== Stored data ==
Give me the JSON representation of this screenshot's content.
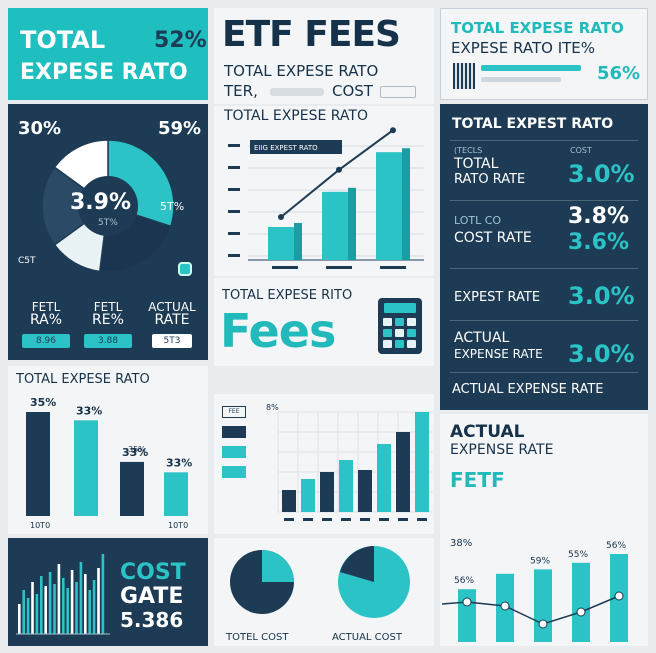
{
  "colors": {
    "navy": "#1d3b55",
    "teal": "#27c6c6",
    "light": "#f4f5f7",
    "white": "#ffffff"
  },
  "top_left": {
    "title_line1": "TOTAL",
    "title_value": "52%",
    "title_line2": "EXPESE RATO"
  },
  "pie_panel": {
    "label_tl": "30%",
    "label_tr": "59%",
    "center_value": "3.9%",
    "center_sub": "5T%",
    "label_right": "5T%",
    "label_bl": "C5T",
    "slices": [
      {
        "value": 30,
        "color": "#2bc3c5"
      },
      {
        "value": 22,
        "color": "#1b3550"
      },
      {
        "value": 13,
        "color": "#e9f2f4"
      },
      {
        "value": 20,
        "color": "#2a4a66"
      },
      {
        "value": 15,
        "color": "#ffffff"
      }
    ],
    "footer": [
      {
        "l1": "FETL",
        "l2": "RA%",
        "badge": "8.96"
      },
      {
        "l1": "FETL",
        "l2": "RE%",
        "badge": "3.88"
      },
      {
        "l1": "ACTUAL",
        "l2": "RATE",
        "badge": "5T3"
      }
    ]
  },
  "center_top": {
    "title": "ETF FEES",
    "line1": "TOTAL EXPESE RATO",
    "line2": "TER,",
    "line2b": "COST"
  },
  "center_chart": {
    "heading": "TOTAL EXPESE RATO",
    "chart_badge": "EIIG EXPEST RATO",
    "chart_data": {
      "type": "bar",
      "values": [
        30,
        62,
        98
      ]
    }
  },
  "fees_panel": {
    "subtitle": "TOTAL EXPESE RITO",
    "title": "Fees"
  },
  "top_right": {
    "line1": "TOTAL EXPESE RATO",
    "line2": "EXPESE RATO ITE%",
    "value": "56%"
  },
  "rates_panel": {
    "header": "TOTAL EXPEST RATO",
    "rows": [
      {
        "small": "(TECLS",
        "label1": "TOTAL",
        "label2": "RATO RATE",
        "small2": "COST",
        "value": "3.0%"
      },
      {
        "small": "LOTL CO",
        "label1": "COST RATE",
        "label2": "",
        "small2": "",
        "value": "3.8%",
        "value2": "3.6%"
      },
      {
        "small": "",
        "label1": "EXPEST RATE",
        "label2": "",
        "small2": "",
        "value": "3.0%"
      },
      {
        "small": "",
        "label1": "ACTUAL",
        "label2": "EXPENSE RATE",
        "small2": "",
        "value": "3.0%"
      }
    ],
    "footer": "ACTUAL EXPENSE RATE"
  },
  "bottom_left": {
    "title": "TOTAL EXPESE RATO",
    "chart_data": {
      "type": "bar",
      "labels": [
        "35%",
        "33%",
        "33%",
        "33%"
      ],
      "sublabel": "35%",
      "values": [
        100,
        92,
        52,
        42
      ],
      "xticks": [
        "10T0",
        "10T0"
      ]
    }
  },
  "bottom_mid": {
    "legend": [
      "FEE",
      "",
      "",
      ""
    ],
    "ytick": "8%",
    "chart_data": {
      "type": "bar",
      "values": [
        22,
        33,
        40,
        52,
        42,
        68,
        80,
        100
      ]
    }
  },
  "bottom_right": {
    "title_line1": "ACTUAL",
    "title_line2": "EXPENSE RATE",
    "badge": "FETF",
    "chart_data": {
      "type": "bar",
      "values": [
        48,
        62,
        66,
        72,
        80,
        88
      ],
      "labels": [
        "58%",
        "56%",
        "",
        "59%",
        "55%",
        "56%"
      ],
      "label_left": "38%"
    }
  },
  "bottom_cost": {
    "line1": "COST",
    "line2": "GATE",
    "line3": "5.386"
  },
  "bottom_pies": {
    "label_left": "TOTEL COST",
    "label_right": "ACTUAL COST"
  }
}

== EXERCISE REQUIREMENTS ==
Return all the entries word for word, but omit any pictures they contain.

== EXERCISE SOLUTION ==
Give me the JSON representation of this screenshot's content.
{
  "colors": {
    "navy": "#1d3b55",
    "teal": "#27c6c6",
    "light": "#f4f5f7",
    "white": "#ffffff"
  },
  "top_left": {
    "title_line1": "TOTAL",
    "title_value": "52%",
    "title_line2": "EXPESE RATO"
  },
  "pie_panel": {
    "label_tl": "30%",
    "label_tr": "59%",
    "center_value": "3.9%",
    "center_sub": "5T%",
    "label_right": "5T%",
    "label_bl": "C5T",
    "slices": [
      {
        "value": 30,
        "color": "#2bc3c5"
      },
      {
        "value": 22,
        "color": "#1b3550"
      },
      {
        "value": 13,
        "color": "#e9f2f4"
      },
      {
        "value": 20,
        "color": "#2a4a66"
      },
      {
        "value": 15,
        "color": "#ffffff"
      }
    ],
    "footer": [
      {
        "l1": "FETL",
        "l2": "RA%",
        "badge": "8.96"
      },
      {
        "l1": "FETL",
        "l2": "RE%",
        "badge": "3.88"
      },
      {
        "l1": "ACTUAL",
        "l2": "RATE",
        "badge": "5T3"
      }
    ]
  },
  "center_top": {
    "title": "ETF FEES",
    "line1": "TOTAL EXPESE RATO",
    "line2": "TER,",
    "line2b": "COST"
  },
  "center_chart": {
    "heading": "TOTAL EXPESE RATO",
    "chart_badge": "EIIG EXPEST RATO",
    "chart_data": {
      "type": "bar",
      "values": [
        30,
        62,
        98
      ]
    }
  },
  "fees_panel": {
    "subtitle": "TOTAL EXPESE RITO",
    "title": "Fees"
  },
  "top_right": {
    "line1": "TOTAL EXPESE RATO",
    "line2": "EXPESE RATO ITE%",
    "value": "56%"
  },
  "rates_panel": {
    "header": "TOTAL EXPEST RATO",
    "rows": [
      {
        "small": "(TECLS",
        "label1": "TOTAL",
        "label2": "RATO RATE",
        "small2": "COST",
        "value": "3.0%"
      },
      {
        "small": "LOTL CO",
        "label1": "COST RATE",
        "label2": "",
        "small2": "",
        "value": "3.8%",
        "value2": "3.6%"
      },
      {
        "small": "",
        "label1": "EXPEST RATE",
        "label2": "",
        "small2": "",
        "value": "3.0%"
      },
      {
        "small": "",
        "label1": "ACTUAL",
        "label2": "EXPENSE RATE",
        "small2": "",
        "value": "3.0%"
      }
    ],
    "footer": "ACTUAL EXPENSE RATE"
  },
  "bottom_left": {
    "title": "TOTAL EXPESE RATO",
    "chart_data": {
      "type": "bar",
      "labels": [
        "35%",
        "33%",
        "33%",
        "33%"
      ],
      "sublabel": "35%",
      "values": [
        100,
        92,
        52,
        42
      ],
      "xticks": [
        "10T0",
        "10T0"
      ]
    }
  },
  "bottom_mid": {
    "legend": [
      "FEE",
      "",
      "",
      ""
    ],
    "ytick": "8%",
    "chart_data": {
      "type": "bar",
      "values": [
        22,
        33,
        40,
        52,
        42,
        68,
        80,
        100
      ]
    }
  },
  "bottom_right": {
    "title_line1": "ACTUAL",
    "title_line2": "EXPENSE RATE",
    "badge": "FETF",
    "chart_data": {
      "type": "bar",
      "values": [
        48,
        62,
        66,
        72,
        80,
        88
      ],
      "labels": [
        "58%",
        "56%",
        "",
        "59%",
        "55%",
        "56%"
      ],
      "label_left": "38%"
    }
  },
  "bottom_cost": {
    "line1": "COST",
    "line2": "GATE",
    "line3": "5.386"
  },
  "bottom_pies": {
    "label_left": "TOTEL COST",
    "label_right": "ACTUAL COST"
  }
}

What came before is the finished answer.